*What to work on*
Show each line from the listing that includes the word "values".

*Material to process*
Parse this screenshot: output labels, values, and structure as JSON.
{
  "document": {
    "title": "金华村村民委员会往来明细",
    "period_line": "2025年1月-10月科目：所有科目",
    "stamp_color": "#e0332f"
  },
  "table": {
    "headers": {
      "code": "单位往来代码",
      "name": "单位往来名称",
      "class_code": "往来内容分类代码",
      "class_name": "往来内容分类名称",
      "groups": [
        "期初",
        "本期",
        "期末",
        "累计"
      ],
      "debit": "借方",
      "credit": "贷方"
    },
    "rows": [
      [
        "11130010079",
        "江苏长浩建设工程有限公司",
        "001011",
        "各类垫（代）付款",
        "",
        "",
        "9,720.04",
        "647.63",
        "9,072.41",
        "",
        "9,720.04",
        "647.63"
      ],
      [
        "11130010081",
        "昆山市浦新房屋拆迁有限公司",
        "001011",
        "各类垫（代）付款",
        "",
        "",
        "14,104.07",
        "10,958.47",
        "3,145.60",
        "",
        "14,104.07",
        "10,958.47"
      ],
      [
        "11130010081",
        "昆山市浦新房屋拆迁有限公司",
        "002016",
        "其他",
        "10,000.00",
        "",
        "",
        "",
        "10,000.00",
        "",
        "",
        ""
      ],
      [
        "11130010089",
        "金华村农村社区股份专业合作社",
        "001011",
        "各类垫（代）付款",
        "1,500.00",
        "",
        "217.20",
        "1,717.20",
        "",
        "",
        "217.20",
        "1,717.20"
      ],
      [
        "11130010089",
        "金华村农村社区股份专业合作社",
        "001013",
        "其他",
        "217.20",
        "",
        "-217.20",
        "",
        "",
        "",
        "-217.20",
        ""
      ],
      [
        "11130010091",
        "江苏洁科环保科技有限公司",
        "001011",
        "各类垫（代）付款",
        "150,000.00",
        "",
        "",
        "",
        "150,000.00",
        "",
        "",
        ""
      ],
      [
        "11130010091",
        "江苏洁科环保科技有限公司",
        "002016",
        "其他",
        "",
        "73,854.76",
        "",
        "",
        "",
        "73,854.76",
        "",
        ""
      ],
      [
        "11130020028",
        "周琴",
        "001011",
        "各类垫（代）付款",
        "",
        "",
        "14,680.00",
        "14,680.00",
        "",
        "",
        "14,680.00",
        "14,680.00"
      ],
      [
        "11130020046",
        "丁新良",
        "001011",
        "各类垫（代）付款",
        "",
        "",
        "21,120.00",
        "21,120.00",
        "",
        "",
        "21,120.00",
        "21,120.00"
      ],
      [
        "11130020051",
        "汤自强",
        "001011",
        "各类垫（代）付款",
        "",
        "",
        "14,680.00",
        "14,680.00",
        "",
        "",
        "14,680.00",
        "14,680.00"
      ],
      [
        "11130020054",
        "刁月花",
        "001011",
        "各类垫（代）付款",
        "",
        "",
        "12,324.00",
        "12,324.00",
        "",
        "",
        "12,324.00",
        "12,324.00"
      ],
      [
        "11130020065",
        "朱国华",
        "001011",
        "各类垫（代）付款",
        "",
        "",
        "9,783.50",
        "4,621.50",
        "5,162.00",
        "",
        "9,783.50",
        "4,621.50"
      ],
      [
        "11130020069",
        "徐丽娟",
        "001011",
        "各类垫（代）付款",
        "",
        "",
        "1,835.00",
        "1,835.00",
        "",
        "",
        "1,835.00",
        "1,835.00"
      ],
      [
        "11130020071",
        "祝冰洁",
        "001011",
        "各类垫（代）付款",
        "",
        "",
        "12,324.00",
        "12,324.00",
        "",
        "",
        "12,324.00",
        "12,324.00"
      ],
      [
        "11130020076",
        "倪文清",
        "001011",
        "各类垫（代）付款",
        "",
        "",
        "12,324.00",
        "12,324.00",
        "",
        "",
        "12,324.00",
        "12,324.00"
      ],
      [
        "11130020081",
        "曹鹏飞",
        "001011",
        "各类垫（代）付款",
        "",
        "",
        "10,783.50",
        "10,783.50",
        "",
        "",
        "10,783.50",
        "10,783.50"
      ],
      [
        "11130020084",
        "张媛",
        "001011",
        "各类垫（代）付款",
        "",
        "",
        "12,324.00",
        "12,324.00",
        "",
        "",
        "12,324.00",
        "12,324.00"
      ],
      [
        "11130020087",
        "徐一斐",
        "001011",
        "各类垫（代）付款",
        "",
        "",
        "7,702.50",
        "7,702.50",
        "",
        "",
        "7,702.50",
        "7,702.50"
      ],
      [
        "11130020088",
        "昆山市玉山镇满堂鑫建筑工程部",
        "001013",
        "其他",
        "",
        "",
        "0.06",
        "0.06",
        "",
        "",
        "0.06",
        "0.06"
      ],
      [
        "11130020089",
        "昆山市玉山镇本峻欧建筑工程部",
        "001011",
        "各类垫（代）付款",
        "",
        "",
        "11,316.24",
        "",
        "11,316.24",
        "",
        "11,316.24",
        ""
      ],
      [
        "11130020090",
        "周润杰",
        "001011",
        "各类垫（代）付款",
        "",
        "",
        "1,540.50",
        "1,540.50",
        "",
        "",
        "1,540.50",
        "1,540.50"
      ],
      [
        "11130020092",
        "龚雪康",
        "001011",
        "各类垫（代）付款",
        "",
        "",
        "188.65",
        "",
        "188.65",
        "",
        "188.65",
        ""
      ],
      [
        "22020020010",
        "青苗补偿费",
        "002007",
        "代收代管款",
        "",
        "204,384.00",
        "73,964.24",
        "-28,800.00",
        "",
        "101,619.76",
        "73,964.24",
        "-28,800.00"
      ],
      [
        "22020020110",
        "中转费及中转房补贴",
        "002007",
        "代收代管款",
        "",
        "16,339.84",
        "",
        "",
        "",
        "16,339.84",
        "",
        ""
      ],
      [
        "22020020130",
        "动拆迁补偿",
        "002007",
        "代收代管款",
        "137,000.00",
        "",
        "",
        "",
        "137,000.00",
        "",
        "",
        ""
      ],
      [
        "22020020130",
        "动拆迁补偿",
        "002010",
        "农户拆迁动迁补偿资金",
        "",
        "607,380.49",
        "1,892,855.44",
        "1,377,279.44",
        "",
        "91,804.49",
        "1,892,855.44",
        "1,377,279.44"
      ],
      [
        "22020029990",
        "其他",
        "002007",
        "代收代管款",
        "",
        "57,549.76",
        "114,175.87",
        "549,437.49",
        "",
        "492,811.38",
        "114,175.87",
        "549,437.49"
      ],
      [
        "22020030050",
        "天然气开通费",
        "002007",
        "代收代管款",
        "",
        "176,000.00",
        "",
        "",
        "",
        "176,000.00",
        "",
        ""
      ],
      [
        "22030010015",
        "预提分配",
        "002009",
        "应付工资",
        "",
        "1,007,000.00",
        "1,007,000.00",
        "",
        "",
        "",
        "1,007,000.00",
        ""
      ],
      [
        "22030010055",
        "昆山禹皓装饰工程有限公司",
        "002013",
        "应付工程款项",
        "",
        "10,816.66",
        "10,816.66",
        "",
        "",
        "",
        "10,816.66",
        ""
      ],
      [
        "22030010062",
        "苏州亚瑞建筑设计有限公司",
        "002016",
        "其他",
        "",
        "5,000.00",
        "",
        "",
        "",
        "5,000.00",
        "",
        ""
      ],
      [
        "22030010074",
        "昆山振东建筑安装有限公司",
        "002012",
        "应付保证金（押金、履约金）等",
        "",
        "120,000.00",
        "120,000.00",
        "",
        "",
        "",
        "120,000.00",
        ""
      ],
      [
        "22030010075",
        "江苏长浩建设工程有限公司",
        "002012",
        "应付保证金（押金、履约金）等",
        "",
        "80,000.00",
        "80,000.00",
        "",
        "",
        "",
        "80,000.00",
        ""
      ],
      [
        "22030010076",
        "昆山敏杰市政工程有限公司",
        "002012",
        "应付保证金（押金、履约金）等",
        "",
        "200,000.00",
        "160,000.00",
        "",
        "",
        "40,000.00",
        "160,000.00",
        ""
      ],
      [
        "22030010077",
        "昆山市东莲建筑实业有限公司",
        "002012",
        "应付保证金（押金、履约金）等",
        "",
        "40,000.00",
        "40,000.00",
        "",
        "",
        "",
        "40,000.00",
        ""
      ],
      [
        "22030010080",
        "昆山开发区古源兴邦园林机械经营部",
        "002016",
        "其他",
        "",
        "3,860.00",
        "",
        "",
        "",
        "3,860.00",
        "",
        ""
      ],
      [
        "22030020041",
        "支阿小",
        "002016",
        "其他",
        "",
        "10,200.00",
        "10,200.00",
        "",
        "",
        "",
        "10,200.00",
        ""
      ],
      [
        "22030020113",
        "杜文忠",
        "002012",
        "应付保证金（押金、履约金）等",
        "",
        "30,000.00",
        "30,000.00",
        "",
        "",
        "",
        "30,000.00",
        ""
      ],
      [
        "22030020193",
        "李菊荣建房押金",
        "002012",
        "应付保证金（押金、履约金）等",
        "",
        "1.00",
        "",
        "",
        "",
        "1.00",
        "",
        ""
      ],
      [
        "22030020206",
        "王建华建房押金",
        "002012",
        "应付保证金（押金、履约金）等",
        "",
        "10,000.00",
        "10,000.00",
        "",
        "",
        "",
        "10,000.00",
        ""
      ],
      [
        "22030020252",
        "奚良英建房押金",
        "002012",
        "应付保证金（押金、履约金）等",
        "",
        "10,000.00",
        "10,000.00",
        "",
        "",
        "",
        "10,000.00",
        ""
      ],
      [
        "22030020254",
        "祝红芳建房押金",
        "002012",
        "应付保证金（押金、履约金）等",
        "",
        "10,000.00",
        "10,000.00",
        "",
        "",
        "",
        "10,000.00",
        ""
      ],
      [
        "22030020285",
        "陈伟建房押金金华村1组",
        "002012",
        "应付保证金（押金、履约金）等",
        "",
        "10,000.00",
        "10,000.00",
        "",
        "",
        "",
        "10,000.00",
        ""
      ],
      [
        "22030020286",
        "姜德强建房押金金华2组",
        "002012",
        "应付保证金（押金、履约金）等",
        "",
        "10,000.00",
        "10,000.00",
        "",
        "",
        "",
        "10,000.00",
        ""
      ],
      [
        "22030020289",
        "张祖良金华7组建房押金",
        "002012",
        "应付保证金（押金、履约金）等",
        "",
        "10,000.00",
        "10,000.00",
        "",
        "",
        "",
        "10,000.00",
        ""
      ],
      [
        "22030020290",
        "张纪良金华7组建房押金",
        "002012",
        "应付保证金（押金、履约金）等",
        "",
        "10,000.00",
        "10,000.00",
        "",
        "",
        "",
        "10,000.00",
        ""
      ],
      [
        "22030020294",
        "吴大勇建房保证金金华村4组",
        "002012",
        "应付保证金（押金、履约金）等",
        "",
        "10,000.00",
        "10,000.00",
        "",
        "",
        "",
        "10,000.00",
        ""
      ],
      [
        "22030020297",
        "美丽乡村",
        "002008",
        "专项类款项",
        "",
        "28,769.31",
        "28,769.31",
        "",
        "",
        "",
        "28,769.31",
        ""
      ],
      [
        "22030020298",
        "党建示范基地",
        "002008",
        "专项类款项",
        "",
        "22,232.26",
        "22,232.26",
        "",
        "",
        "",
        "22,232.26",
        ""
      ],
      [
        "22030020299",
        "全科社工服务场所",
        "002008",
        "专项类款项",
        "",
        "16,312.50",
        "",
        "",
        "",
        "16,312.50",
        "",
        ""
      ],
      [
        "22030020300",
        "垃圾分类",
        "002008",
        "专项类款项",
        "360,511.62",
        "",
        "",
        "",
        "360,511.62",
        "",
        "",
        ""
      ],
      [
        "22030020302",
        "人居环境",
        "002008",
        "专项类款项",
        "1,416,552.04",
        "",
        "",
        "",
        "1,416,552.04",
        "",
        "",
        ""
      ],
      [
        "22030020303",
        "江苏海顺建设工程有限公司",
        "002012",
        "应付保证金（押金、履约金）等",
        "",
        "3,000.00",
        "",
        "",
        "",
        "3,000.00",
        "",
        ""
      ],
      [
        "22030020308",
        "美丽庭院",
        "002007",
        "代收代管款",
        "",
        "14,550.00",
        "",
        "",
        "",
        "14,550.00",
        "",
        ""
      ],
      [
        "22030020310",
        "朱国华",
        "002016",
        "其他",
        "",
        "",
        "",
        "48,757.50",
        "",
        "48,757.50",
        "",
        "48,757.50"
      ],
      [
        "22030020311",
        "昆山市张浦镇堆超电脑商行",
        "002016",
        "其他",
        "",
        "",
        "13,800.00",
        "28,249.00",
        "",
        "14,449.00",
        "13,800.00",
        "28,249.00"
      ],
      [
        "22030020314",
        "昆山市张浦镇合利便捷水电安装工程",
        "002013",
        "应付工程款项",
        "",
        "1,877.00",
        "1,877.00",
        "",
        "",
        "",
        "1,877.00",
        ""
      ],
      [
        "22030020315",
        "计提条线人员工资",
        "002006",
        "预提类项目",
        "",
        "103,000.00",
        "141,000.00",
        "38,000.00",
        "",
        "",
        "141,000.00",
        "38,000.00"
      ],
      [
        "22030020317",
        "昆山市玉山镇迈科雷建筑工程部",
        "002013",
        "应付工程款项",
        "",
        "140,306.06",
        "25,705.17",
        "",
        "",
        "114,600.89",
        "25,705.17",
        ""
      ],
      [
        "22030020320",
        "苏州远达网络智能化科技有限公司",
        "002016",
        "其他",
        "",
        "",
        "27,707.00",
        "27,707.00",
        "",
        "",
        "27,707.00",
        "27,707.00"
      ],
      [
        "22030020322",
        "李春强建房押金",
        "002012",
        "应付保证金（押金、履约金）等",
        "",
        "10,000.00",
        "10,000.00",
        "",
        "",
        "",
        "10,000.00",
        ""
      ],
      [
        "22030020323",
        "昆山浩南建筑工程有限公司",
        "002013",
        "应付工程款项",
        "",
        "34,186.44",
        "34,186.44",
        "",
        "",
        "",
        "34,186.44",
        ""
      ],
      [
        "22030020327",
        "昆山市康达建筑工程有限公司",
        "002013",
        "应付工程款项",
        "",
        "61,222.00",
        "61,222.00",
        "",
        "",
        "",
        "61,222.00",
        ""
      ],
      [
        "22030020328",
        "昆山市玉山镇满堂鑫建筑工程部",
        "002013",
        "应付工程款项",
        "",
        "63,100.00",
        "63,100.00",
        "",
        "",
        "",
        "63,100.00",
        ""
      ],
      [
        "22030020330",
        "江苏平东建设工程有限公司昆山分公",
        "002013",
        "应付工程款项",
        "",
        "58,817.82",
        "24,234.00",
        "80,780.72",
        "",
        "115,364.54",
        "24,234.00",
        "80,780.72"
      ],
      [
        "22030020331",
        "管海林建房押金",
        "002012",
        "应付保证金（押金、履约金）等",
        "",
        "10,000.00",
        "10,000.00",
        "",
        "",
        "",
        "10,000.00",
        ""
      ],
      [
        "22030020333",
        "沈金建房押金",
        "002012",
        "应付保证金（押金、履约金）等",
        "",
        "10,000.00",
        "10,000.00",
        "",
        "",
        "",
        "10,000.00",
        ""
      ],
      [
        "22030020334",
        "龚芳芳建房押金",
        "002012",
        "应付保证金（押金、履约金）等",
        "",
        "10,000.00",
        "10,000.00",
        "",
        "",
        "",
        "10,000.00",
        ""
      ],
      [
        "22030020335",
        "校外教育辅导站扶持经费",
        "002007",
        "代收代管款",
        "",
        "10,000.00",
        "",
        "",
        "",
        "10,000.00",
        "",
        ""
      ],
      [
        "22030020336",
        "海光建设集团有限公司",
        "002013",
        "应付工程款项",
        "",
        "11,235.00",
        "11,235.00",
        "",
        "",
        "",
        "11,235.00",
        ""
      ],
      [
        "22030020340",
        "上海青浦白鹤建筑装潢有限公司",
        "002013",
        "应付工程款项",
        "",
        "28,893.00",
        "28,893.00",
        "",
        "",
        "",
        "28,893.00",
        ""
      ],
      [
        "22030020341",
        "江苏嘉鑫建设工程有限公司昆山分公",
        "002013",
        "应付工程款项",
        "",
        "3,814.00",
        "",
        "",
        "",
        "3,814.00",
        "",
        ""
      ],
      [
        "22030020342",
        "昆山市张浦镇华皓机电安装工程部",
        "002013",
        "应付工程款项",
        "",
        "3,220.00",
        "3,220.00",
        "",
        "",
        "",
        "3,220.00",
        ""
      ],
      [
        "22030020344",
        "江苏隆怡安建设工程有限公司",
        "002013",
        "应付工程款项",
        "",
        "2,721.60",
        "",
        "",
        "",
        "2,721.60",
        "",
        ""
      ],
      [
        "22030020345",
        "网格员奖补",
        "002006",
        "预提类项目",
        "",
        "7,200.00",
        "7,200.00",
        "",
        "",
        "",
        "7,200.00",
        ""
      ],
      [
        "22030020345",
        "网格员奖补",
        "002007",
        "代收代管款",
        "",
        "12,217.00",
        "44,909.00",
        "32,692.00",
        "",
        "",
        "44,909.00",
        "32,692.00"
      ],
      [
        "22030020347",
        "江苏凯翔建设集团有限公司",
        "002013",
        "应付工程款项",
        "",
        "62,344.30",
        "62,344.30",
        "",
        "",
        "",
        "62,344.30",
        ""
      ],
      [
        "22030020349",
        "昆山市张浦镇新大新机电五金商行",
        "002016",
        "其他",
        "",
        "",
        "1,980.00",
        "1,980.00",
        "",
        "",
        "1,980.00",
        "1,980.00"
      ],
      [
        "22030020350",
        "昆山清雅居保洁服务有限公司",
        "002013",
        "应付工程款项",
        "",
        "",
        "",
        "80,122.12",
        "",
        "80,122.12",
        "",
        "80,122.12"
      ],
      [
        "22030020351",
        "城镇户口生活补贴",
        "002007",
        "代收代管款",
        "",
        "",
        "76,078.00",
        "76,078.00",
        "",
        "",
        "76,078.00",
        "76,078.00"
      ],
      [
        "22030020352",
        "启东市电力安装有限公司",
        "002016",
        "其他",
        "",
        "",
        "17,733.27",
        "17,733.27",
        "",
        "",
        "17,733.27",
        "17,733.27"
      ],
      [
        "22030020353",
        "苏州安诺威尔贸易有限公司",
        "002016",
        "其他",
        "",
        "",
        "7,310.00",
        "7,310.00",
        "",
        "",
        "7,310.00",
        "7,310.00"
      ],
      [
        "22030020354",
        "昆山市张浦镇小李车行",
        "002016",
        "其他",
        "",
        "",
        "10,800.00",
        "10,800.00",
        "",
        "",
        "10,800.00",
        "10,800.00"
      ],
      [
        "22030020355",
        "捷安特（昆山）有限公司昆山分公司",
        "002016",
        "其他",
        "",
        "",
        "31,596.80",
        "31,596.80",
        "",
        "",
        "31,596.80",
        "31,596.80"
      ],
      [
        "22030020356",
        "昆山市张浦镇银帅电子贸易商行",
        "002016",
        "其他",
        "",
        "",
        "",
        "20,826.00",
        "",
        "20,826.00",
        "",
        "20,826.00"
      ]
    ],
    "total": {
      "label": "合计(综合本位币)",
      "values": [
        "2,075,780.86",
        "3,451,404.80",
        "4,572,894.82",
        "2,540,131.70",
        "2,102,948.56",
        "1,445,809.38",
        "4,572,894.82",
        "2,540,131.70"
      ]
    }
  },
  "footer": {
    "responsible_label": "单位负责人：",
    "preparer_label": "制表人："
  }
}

*Exercise result*
Parse this screenshot: output labels, values, and structure as JSON.
      "values": [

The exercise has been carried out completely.